=== Work to complete ===
Reproduce the data below in full and exclude every picture.

Stored data entries
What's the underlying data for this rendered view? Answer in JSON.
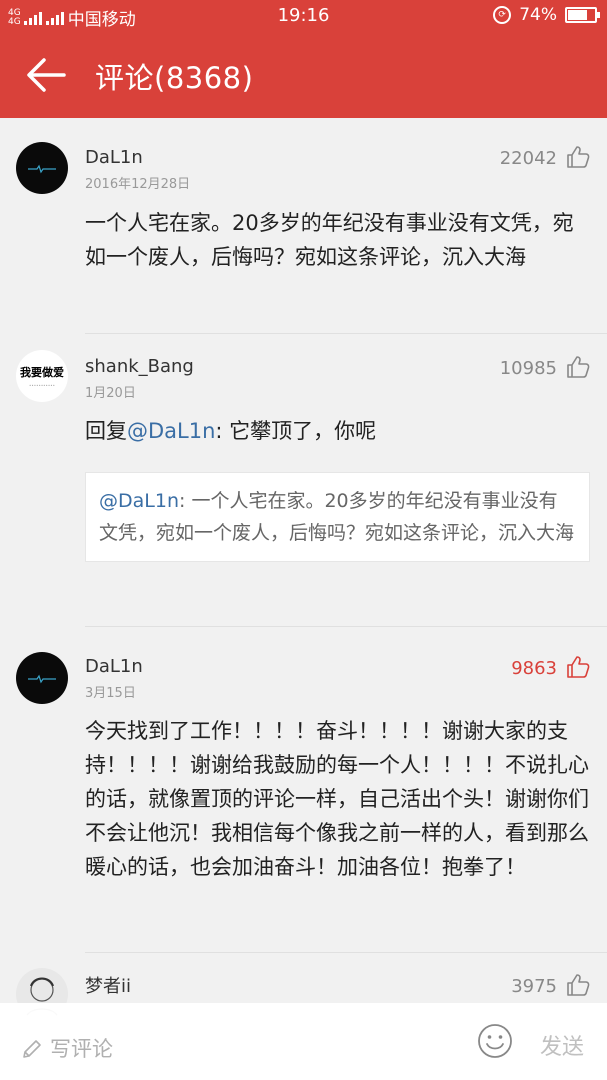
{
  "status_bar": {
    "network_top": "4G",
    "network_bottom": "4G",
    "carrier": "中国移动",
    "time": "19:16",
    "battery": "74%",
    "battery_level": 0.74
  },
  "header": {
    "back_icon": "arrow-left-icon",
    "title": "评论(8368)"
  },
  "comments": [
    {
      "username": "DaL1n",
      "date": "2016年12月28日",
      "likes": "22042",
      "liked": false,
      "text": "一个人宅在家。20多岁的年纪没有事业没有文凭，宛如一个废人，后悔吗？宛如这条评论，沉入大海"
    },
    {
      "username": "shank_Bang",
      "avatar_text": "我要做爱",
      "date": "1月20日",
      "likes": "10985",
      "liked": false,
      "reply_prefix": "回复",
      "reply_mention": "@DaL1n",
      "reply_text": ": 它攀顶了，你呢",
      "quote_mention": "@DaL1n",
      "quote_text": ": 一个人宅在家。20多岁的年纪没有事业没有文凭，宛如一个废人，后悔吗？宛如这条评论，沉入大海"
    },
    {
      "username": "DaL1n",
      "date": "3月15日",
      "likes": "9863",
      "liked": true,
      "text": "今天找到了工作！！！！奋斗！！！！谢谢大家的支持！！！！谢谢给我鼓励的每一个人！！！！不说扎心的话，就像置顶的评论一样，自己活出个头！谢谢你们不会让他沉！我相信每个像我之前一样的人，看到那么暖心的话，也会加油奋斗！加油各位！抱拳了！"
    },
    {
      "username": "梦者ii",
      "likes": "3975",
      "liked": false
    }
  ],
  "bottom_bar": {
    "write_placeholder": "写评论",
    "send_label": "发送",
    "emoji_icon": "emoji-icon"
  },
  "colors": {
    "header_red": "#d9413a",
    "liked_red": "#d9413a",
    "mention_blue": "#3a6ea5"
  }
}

=== Solution to this task ===
What's the underlying data for this rendered view? Answer in JSON.
{
  "status_bar": {
    "network_top": "4G",
    "network_bottom": "4G",
    "carrier": "中国移动",
    "time": "19:16",
    "battery": "74%",
    "battery_level": 0.74
  },
  "header": {
    "back_icon": "arrow-left-icon",
    "title": "评论(8368)"
  },
  "comments": [
    {
      "username": "DaL1n",
      "date": "2016年12月28日",
      "likes": "22042",
      "liked": false,
      "text": "一个人宅在家。20多岁的年纪没有事业没有文凭，宛如一个废人，后悔吗？宛如这条评论，沉入大海"
    },
    {
      "username": "shank_Bang",
      "avatar_text": "我要做爱",
      "date": "1月20日",
      "likes": "10985",
      "liked": false,
      "reply_prefix": "回复",
      "reply_mention": "@DaL1n",
      "reply_text": ": 它攀顶了，你呢",
      "quote_mention": "@DaL1n",
      "quote_text": ": 一个人宅在家。20多岁的年纪没有事业没有文凭，宛如一个废人，后悔吗？宛如这条评论，沉入大海"
    },
    {
      "username": "DaL1n",
      "date": "3月15日",
      "likes": "9863",
      "liked": true,
      "text": "今天找到了工作！！！！奋斗！！！！谢谢大家的支持！！！！谢谢给我鼓励的每一个人！！！！不说扎心的话，就像置顶的评论一样，自己活出个头！谢谢你们不会让他沉！我相信每个像我之前一样的人，看到那么暖心的话，也会加油奋斗！加油各位！抱拳了！"
    },
    {
      "username": "梦者ii",
      "likes": "3975",
      "liked": false
    }
  ],
  "bottom_bar": {
    "write_placeholder": "写评论",
    "send_label": "发送",
    "emoji_icon": "emoji-icon"
  },
  "colors": {
    "header_red": "#d9413a",
    "liked_red": "#d9413a",
    "mention_blue": "#3a6ea5"
  }
}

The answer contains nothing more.